_Short exercise_: Every record below should be written out exactly; pictures stay out.

_Exercise data_:

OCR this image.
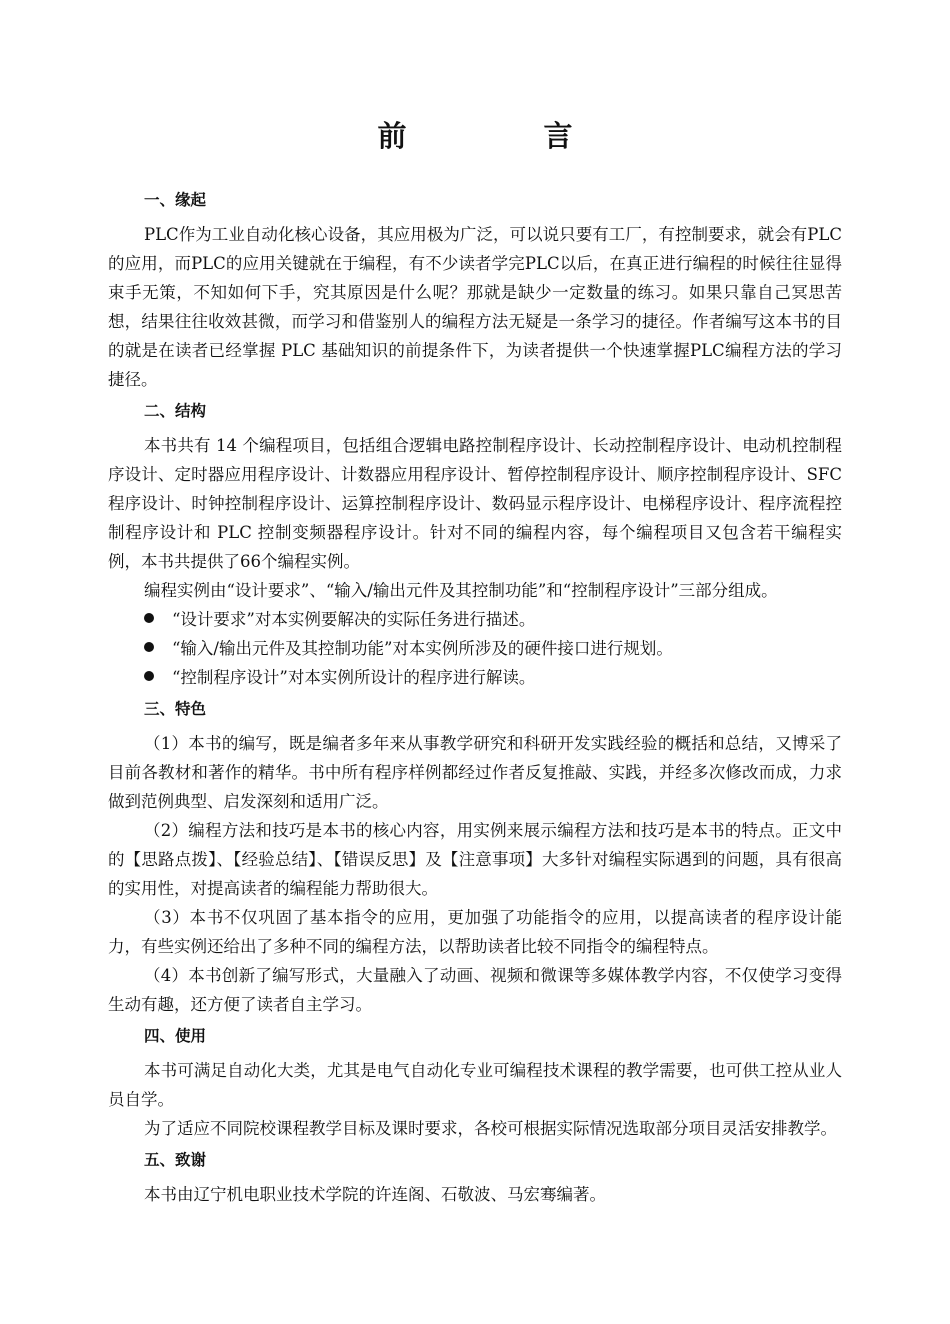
前　言

一、缘起

PLC作为工业自动化核心设备，其应用极为广泛，可以说只要有工厂，有控制要求，就会有PLC的应用，而PLC的应用关键就在于编程，有不少读者学完PLC以后，在真正进行编程的时候往往显得束手无策，不知如何下手，究其原因是什么呢？那就是缺少一定数量的练习。如果只靠自己冥思苦想，结果往往收效甚微，而学习和借鉴别人的编程方法无疑是一条学习的捷径。作者编写这本书的目的就是在读者已经掌握 PLC 基础知识的前提条件下，为读者提供一个快速掌握PLC编程方法的学习捷径。

二、结构

本书共有 14 个编程项目，包括组合逻辑电路控制程序设计、长动控制程序设计、电动机控制程序设计、定时器应用程序设计、计数器应用程序设计、暂停控制程序设计、顺序控制程序设计、SFC程序设计、时钟控制程序设计、运算控制程序设计、数码显示程序设计、电梯程序设计、程序流程控制程序设计和 PLC 控制变频器程序设计。针对不同的编程内容，每个编程项目又包含若干编程实例，本书共提供了66个编程实例。

编程实例由“设计要求”、“输入/输出元件及其控制功能”和“控制程序设计”三部分组成。

“设计要求”对本实例要解决的实际任务进行描述。

“输入/输出元件及其控制功能”对本实例所涉及的硬件接口进行规划。

“控制程序设计”对本实例所设计的程序进行解读。

三、特色

（1）本书的编写，既是编者多年来从事教学研究和科研开发实践经验的概括和总结，又博采了目前各教材和著作的精华。书中所有程序样例都经过作者反复推敲、实践，并经多次修改而成，力求做到范例典型、启发深刻和适用广泛。

（2）编程方法和技巧是本书的核心内容，用实例来展示编程方法和技巧是本书的特点。正文中的【思路点拨】、【经验总结】、【错误反思】及【注意事项】大多针对编程实际遇到的问题，具有很高的实用性，对提高读者的编程能力帮助很大。

（3）本书不仅巩固了基本指令的应用，更加强了功能指令的应用，以提高读者的程序设计能力，有些实例还给出了多种不同的编程方法，以帮助读者比较不同指令的编程特点。

（4）本书创新了编写形式，大量融入了动画、视频和微课等多媒体教学内容，不仅使学习变得生动有趣，还方便了读者自主学习。

四、使用

本书可满足自动化大类，尤其是电气自动化专业可编程技术课程的教学需要，也可供工控从业人员自学。

为了适应不同院校课程教学目标及课时要求，各校可根据实际情况选取部分项目灵活安排教学。

五、致谢

本书由辽宁机电职业技术学院的许连阁、石敬波、马宏骞编著。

_Finished answer_:
OCR this image.
前　言

一、缘起

PLC作为工业自动化核心设备，其应用极为广泛，可以说只要有工厂，有控制要求，就会有PLC的应用，而PLC的应用关键就在于编程，有不少读者学完PLC以后，在真正进行编程的时候往往显得束手无策，不知如何下手，究其原因是什么呢？那就是缺少一定数量的练习。如果只靠自己冥思苦想，结果往往收效甚微，而学习和借鉴别人的编程方法无疑是一条学习的捷径。作者编写这本书的目的就是在读者已经掌握 PLC 基础知识的前提条件下，为读者提供一个快速掌握PLC编程方法的学习捷径。

二、结构

本书共有 14 个编程项目，包括组合逻辑电路控制程序设计、长动控制程序设计、电动机控制程序设计、定时器应用程序设计、计数器应用程序设计、暂停控制程序设计、顺序控制程序设计、SFC程序设计、时钟控制程序设计、运算控制程序设计、数码显示程序设计、电梯程序设计、程序流程控制程序设计和 PLC 控制变频器程序设计。针对不同的编程内容，每个编程项目又包含若干编程实例，本书共提供了66个编程实例。

编程实例由“设计要求”、“输入/输出元件及其控制功能”和“控制程序设计”三部分组成。

“设计要求”对本实例要解决的实际任务进行描述。

“输入/输出元件及其控制功能”对本实例所涉及的硬件接口进行规划。

“控制程序设计”对本实例所设计的程序进行解读。

三、特色

（1）本书的编写，既是编者多年来从事教学研究和科研开发实践经验的概括和总结，又博采了目前各教材和著作的精华。书中所有程序样例都经过作者反复推敲、实践，并经多次修改而成，力求做到范例典型、启发深刻和适用广泛。

（2）编程方法和技巧是本书的核心内容，用实例来展示编程方法和技巧是本书的特点。正文中的【思路点拨】、【经验总结】、【错误反思】及【注意事项】大多针对编程实际遇到的问题，具有很高的实用性，对提高读者的编程能力帮助很大。

（3）本书不仅巩固了基本指令的应用，更加强了功能指令的应用，以提高读者的程序设计能力，有些实例还给出了多种不同的编程方法，以帮助读者比较不同指令的编程特点。

（4）本书创新了编写形式，大量融入了动画、视频和微课等多媒体教学内容，不仅使学习变得生动有趣，还方便了读者自主学习。

四、使用

本书可满足自动化大类，尤其是电气自动化专业可编程技术课程的教学需要，也可供工控从业人员自学。

为了适应不同院校课程教学目标及课时要求，各校可根据实际情况选取部分项目灵活安排教学。

五、致谢

本书由辽宁机电职业技术学院的许连阁、石敬波、马宏骞编著。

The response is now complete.